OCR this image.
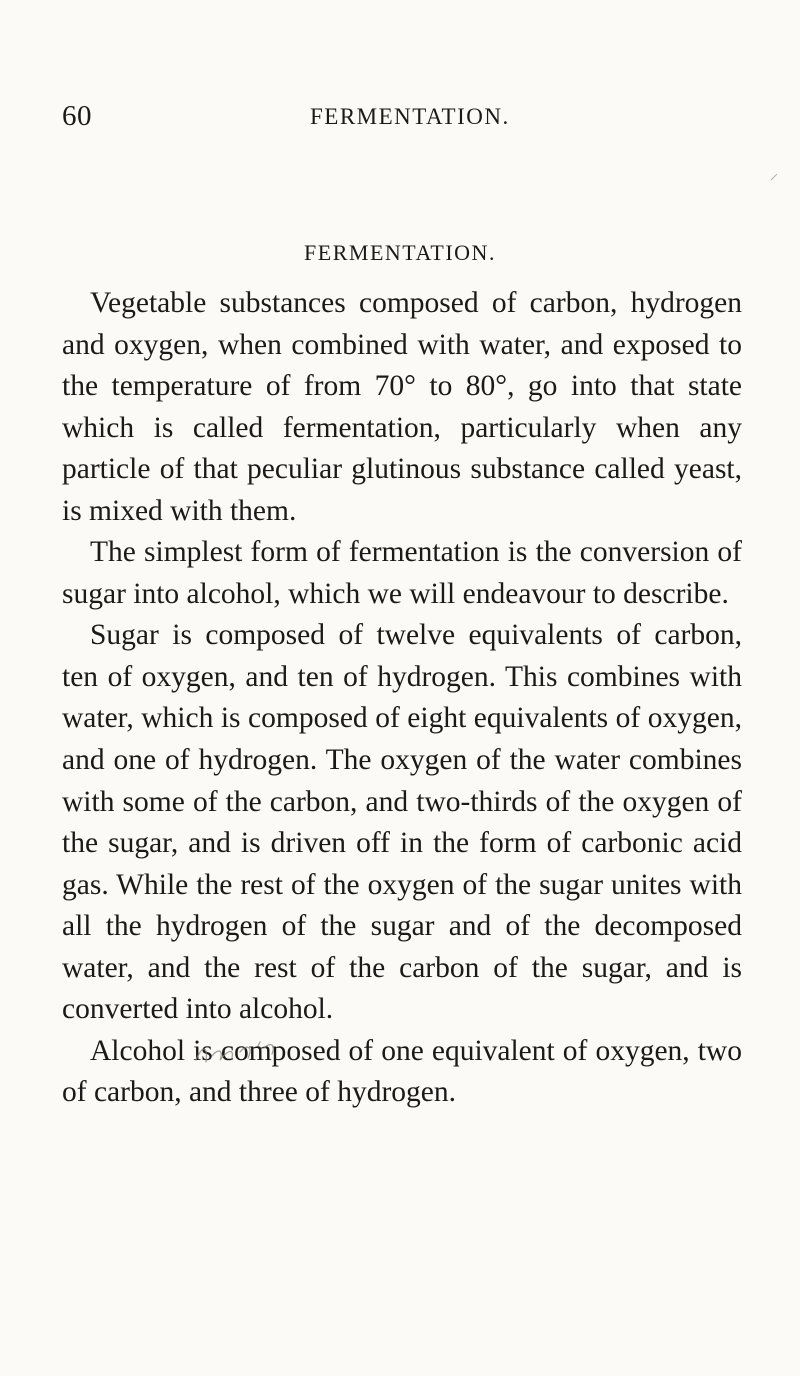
60	FERMENTATION.
FERMENTATION.

Vegetable substances composed of carbon, hydrogen and oxygen, when combined with water, and exposed to the temperature of from 70° to 80°, go into that state which is called fermentation, particularly when any particle of that peculiar glutinous substance called yeast, is mixed with them.

The simplest form of fermentation is the conversion of sugar into alcohol, which we will endeavour to describe.

Sugar is composed of twelve equivalents of carbon, ten of oxygen, and ten of hydrogen. This combines with water, which is composed of eight equivalents of oxygen, and one of hydrogen. The oxygen of the water combines with some of the carbon, and two-thirds of the oxygen of the sugar, and is driven off in the form of carbonic acid gas. While the rest of the oxygen of the sugar unites with all the hydrogen of the sugar and of the decomposed water, and the rest of the carbon of the sugar, and is converted into alcohol.

Alcohol is composed of one equivalent of oxygen, two of carbon, and three of hydrogen.
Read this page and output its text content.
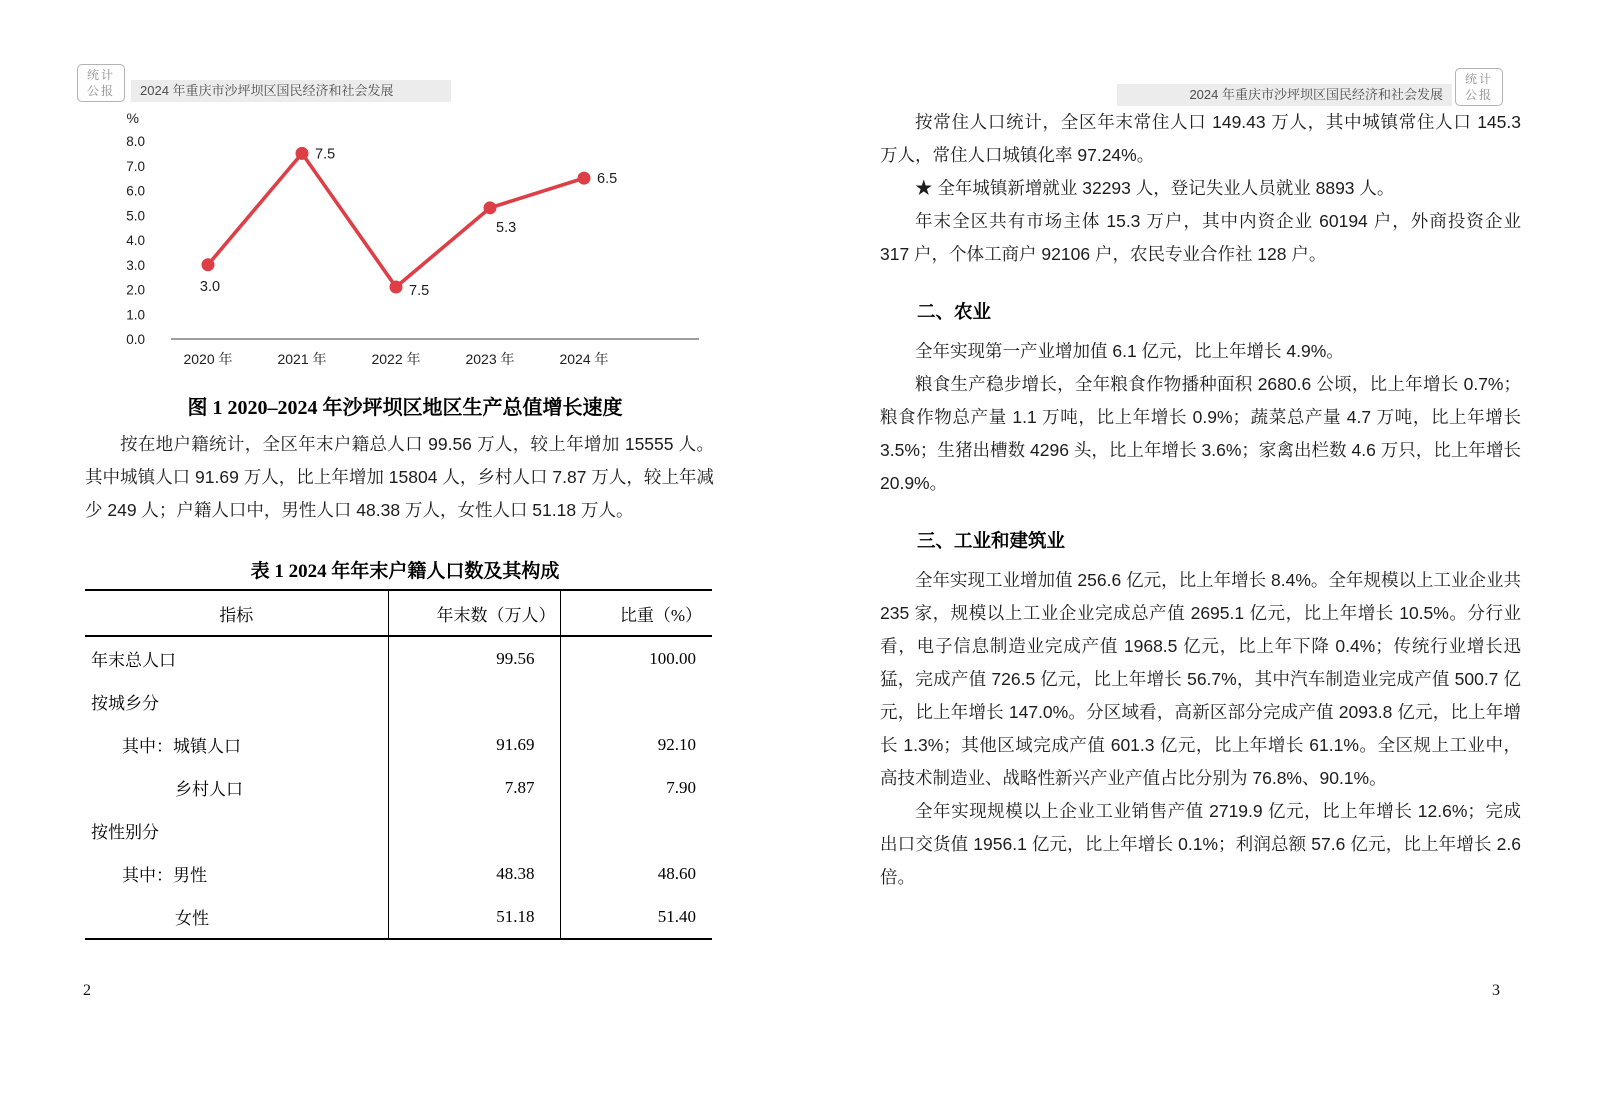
统计
公报	2024 年重庆市沙坪坝区国民经济和社会发展
%
8.0
7.0
6.0
5.0
4.0
3.0
2.0
1.0
0.0
2020 年	2021 年	2022 年	2023 年	2024 年
3.0
7.5
7.5
5.3
6.5
图 1 2020–2024 年沙坪坝区地区生产总值增长速度

按在地户籍统计，全区年末户籍总人口 99.56 万人，较上年增加 15555 人。其中城镇人口 91.69 万人，比上年增加 15804 人，乡村人口 7.87 万人，较上年减少 249 人；户籍人口中，男性人口 48.38 万人，女性人口 51.18 万人。

表 1 2024 年年末户籍人口数及其构成
指标	年末数（万人）	比重（%）
年末总人口	99.56	100.00
按城乡分		
其中：城镇人口	91.69	92.10
乡村人口	7.87	7.90
按性别分		
其中：男性	48.38	48.60
女性	51.18	51.40
2024 年重庆市沙坪坝区国民经济和社会发展
统计
公报

按常住人口统计，全区年末常住人口 149.43 万人，其中城镇常住人口 145.3 万人，常住人口城镇化率 97.24%。

★ 全年城镇新增就业 32293 人，登记失业人员就业 8893 人。

年末全区共有市场主体 15.3 万户，其中内资企业 60194 户，外商投资企业 317 户，个体工商户 92106 户，农民专业合作社 128 户。

二、农业

全年实现第一产业增加值 6.1 亿元，比上年增长 4.9%。

粮食生产稳步增长，全年粮食作物播种面积 2680.6 公顷，比上年增长 0.7%；粮食作物总产量 1.1 万吨，比上年增长 0.9%；蔬菜总产量 4.7 万吨，比上年增长 3.5%；生猪出槽数 4296 头，比上年增长 3.6%；家禽出栏数 4.6 万只，比上年增长 20.9%。

三、工业和建筑业

全年实现工业增加值 256.6 亿元，比上年增长 8.4%。全年规模以上工业企业共 235 家，规模以上工业企业完成总产值 2695.1 亿元，比上年增长 10.5%。分行业看，电子信息制造业完成产值 1968.5 亿元，比上年下降 0.4%；传统行业增长迅猛，完成产值 726.5 亿元，比上年增长 56.7%，其中汽车制造业完成产值 500.7 亿元，比上年增长 147.0%。分区域看，高新区部分完成产值 2093.8 亿元，比上年增长 1.3%；其他区域完成产值 601.3 亿元，比上年增长 61.1%。全区规上工业中，高技术制造业、战略性新兴产业产值占比分别为 76.8%、90.1%。

全年实现规模以上企业工业销售产值 2719.9 亿元，比上年增长 12.6%；完成出口交货值 1956.1 亿元，比上年增长 0.1%；利润总额 57.6 亿元，比上年增长 2.6 倍。

2	3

- - - - -

REQUIREMENTS - Copy out all the data exactly; skip the pictures.

FULL SOLUTION -
OCR this image.
60	FERMENTATION.
FERMENTATION.

Vegetable substances composed of carbon, hydrogen and oxygen, when combined with water, and exposed to the temperature of from 70° to 80°, go into that state which is called fermentation, particularly when any particle of that peculiar glutinous substance called yeast, is mixed with them.

The simplest form of fermentation is the conversion of sugar into alcohol, which we will endeavour to describe.

Sugar is composed of twelve equivalents of carbon, ten of oxygen, and ten of hydrogen. This combines with water, which is composed of eight equivalents of oxygen, and one of hydrogen. The oxygen of the water combines with some of the carbon, and two-thirds of the oxygen of the sugar, and is driven off in the form of carbonic acid gas. While the rest of the oxygen of the sugar unites with all the hydrogen of the sugar and of the decomposed water, and the rest of the carbon of the sugar, and is converted into alcohol.

Alcohol is composed of one equivalent of oxygen, two of carbon, and three of hydrogen.
Read this page and output its text content.
统计
公报	2024 年重庆市沙坪坝区国民经济和社会发展
%
8.0
7.0
6.0
5.0
4.0
3.0
2.0
1.0
0.0
2020 年	2021 年	2022 年	2023 年	2024 年
3.0
7.5
7.5
5.3
6.5
图 1 2020–2024 年沙坪坝区地区生产总值增长速度

按在地户籍统计，全区年末户籍总人口 99.56 万人，较上年增加 15555 人。其中城镇人口 91.69 万人，比上年增加 15804 人，乡村人口 7.87 万人，较上年减少 249 人；户籍人口中，男性人口 48.38 万人，女性人口 51.18 万人。

表 1 2024 年年末户籍人口数及其构成
指标	年末数（万人）	比重（%）
年末总人口	99.56	100.00
按城乡分		
其中：城镇人口	91.69	92.10
乡村人口	7.87	7.90
按性别分		
其中：男性	48.38	48.60
女性	51.18	51.40
2024 年重庆市沙坪坝区国民经济和社会发展
统计
公报

按常住人口统计，全区年末常住人口 149.43 万人，其中城镇常住人口 145.3 万人，常住人口城镇化率 97.24%。

★ 全年城镇新增就业 32293 人，登记失业人员就业 8893 人。

年末全区共有市场主体 15.3 万户，其中内资企业 60194 户，外商投资企业 317 户，个体工商户 92106 户，农民专业合作社 128 户。

二、农业

全年实现第一产业增加值 6.1 亿元，比上年增长 4.9%。

粮食生产稳步增长，全年粮食作物播种面积 2680.6 公顷，比上年增长 0.7%；粮食作物总产量 1.1 万吨，比上年增长 0.9%；蔬菜总产量 4.7 万吨，比上年增长 3.5%；生猪出槽数 4296 头，比上年增长 3.6%；家禽出栏数 4.6 万只，比上年增长 20.9%。

三、工业和建筑业

全年实现工业增加值 256.6 亿元，比上年增长 8.4%。全年规模以上工业企业共 235 家，规模以上工业企业完成总产值 2695.1 亿元，比上年增长 10.5%。分行业看，电子信息制造业完成产值 1968.5 亿元，比上年下降 0.4%；传统行业增长迅猛，完成产值 726.5 亿元，比上年增长 56.7%，其中汽车制造业完成产值 500.7 亿元，比上年增长 147.0%。分区域看，高新区部分完成产值 2093.8 亿元，比上年增长 1.3%；其他区域完成产值 601.3 亿元，比上年增长 61.1%。全区规上工业中，高技术制造业、战略性新兴产业产值占比分别为 76.8%、90.1%。

全年实现规模以上企业工业销售产值 2719.9 亿元，比上年增长 12.6%；完成出口交货值 1956.1 亿元，比上年增长 0.1%；利润总额 57.6 亿元，比上年增长 2.6 倍。

2	3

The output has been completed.